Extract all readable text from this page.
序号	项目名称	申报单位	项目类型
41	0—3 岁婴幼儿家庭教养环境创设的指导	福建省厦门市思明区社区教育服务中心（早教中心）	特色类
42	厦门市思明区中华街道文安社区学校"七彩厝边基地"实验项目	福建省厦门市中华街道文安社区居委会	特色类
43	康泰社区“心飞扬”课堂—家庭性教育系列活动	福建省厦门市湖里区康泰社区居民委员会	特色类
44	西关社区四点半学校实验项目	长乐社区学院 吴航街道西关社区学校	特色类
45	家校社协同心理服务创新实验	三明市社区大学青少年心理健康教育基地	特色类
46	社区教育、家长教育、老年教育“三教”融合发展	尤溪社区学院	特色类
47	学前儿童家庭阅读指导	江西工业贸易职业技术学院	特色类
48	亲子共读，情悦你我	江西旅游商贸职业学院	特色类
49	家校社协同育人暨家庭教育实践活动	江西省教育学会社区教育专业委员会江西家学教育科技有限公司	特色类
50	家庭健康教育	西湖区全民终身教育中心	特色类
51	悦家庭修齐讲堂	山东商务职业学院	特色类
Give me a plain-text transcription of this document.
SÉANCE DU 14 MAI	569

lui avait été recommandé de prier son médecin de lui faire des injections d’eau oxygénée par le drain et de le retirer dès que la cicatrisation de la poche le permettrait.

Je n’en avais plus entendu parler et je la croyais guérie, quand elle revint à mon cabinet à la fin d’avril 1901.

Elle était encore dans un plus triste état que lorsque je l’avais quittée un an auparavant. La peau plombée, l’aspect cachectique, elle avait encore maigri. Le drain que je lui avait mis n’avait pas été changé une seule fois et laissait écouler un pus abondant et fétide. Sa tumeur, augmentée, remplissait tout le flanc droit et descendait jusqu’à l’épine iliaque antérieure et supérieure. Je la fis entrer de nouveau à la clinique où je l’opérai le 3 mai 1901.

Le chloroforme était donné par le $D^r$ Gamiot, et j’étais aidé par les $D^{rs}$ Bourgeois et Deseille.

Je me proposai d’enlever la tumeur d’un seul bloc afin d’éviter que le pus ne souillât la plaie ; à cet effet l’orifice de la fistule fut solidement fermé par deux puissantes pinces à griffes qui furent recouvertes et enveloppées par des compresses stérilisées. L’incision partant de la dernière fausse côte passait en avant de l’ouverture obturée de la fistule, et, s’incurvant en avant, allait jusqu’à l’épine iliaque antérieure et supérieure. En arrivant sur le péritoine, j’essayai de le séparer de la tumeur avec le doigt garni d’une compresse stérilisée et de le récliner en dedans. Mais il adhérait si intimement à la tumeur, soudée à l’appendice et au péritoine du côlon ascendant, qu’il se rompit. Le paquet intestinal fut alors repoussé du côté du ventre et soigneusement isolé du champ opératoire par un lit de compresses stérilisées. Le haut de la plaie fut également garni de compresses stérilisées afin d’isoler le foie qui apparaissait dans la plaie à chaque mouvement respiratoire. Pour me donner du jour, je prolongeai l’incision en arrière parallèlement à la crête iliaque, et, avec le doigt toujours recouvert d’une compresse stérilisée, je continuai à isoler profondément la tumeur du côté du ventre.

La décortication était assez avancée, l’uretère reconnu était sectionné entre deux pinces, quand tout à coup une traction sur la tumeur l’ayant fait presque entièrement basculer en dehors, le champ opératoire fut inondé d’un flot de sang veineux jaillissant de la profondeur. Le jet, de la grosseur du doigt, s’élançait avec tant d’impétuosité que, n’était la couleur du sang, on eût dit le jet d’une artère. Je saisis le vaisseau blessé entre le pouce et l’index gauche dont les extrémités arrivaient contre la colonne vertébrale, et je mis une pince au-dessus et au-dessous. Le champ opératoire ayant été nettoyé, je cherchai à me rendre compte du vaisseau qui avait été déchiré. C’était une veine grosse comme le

------------

> [EXERCISE GOAL] Write the listing out again, exactly as it reads.

> [SOLUTION TO THIS PROBLEM]
Extract all readable text from this page.
序号	项目名称	申报单位	项目类型
41	0—3 岁婴幼儿家庭教养环境创设的指导	福建省厦门市思明区社区教育服务中心（早教中心）	特色类
42	厦门市思明区中华街道文安社区学校"七彩厝边基地"实验项目	福建省厦门市中华街道文安社区居委会	特色类
43	康泰社区“心飞扬”课堂—家庭性教育系列活动	福建省厦门市湖里区康泰社区居民委员会	特色类
44	西关社区四点半学校实验项目	长乐社区学院 吴航街道西关社区学校	特色类
45	家校社协同心理服务创新实验	三明市社区大学青少年心理健康教育基地	特色类
46	社区教育、家长教育、老年教育“三教”融合发展	尤溪社区学院	特色类
47	学前儿童家庭阅读指导	江西工业贸易职业技术学院	特色类
48	亲子共读，情悦你我	江西旅游商贸职业学院	特色类
49	家校社协同育人暨家庭教育实践活动	江西省教育学会社区教育专业委员会江西家学教育科技有限公司	特色类
50	家庭健康教育	西湖区全民终身教育中心	特色类
51	悦家庭修齐讲堂	山东商务职业学院	特色类
Give me a plain-text transcription of this document.
SÉANCE DU 14 MAI	569

lui avait été recommandé de prier son médecin de lui faire des injections d’eau oxygénée par le drain et de le retirer dès que la cicatrisation de la poche le permettrait.

Je n’en avais plus entendu parler et je la croyais guérie, quand elle revint à mon cabinet à la fin d’avril 1901.

Elle était encore dans un plus triste état que lorsque je l’avais quittée un an auparavant. La peau plombée, l’aspect cachectique, elle avait encore maigri. Le drain que je lui avait mis n’avait pas été changé une seule fois et laissait écouler un pus abondant et fétide. Sa tumeur, augmentée, remplissait tout le flanc droit et descendait jusqu’à l’épine iliaque antérieure et supérieure. Je la fis entrer de nouveau à la clinique où je l’opérai le 3 mai 1901.

Le chloroforme était donné par le $D^r$ Gamiot, et j’étais aidé par les $D^{rs}$ Bourgeois et Deseille.

Je me proposai d’enlever la tumeur d’un seul bloc afin d’éviter que le pus ne souillât la plaie ; à cet effet l’orifice de la fistule fut solidement fermé par deux puissantes pinces à griffes qui furent recouvertes et enveloppées par des compresses stérilisées. L’incision partant de la dernière fausse côte passait en avant de l’ouverture obturée de la fistule, et, s’incurvant en avant, allait jusqu’à l’épine iliaque antérieure et supérieure. En arrivant sur le péritoine, j’essayai de le séparer de la tumeur avec le doigt garni d’une compresse stérilisée et de le récliner en dedans. Mais il adhérait si intimement à la tumeur, soudée à l’appendice et au péritoine du côlon ascendant, qu’il se rompit. Le paquet intestinal fut alors repoussé du côté du ventre et soigneusement isolé du champ opératoire par un lit de compresses stérilisées. Le haut de la plaie fut également garni de compresses stérilisées afin d’isoler le foie qui apparaissait dans la plaie à chaque mouvement respiratoire. Pour me donner du jour, je prolongeai l’incision en arrière parallèlement à la crête iliaque, et, avec le doigt toujours recouvert d’une compresse stérilisée, je continuai à isoler profondément la tumeur du côté du ventre.

La décortication était assez avancée, l’uretère reconnu était sectionné entre deux pinces, quand tout à coup une traction sur la tumeur l’ayant fait presque entièrement basculer en dehors, le champ opératoire fut inondé d’un flot de sang veineux jaillissant de la profondeur. Le jet, de la grosseur du doigt, s’élançait avec tant d’impétuosité que, n’était la couleur du sang, on eût dit le jet d’une artère. Je saisis le vaisseau blessé entre le pouce et l’index gauche dont les extrémités arrivaient contre la colonne vertébrale, et je mis une pince au-dessus et au-dessous. Le champ opératoire ayant été nettoyé, je cherchai à me rendre compte du vaisseau qui avait été déchiré. C’était une veine grosse comme le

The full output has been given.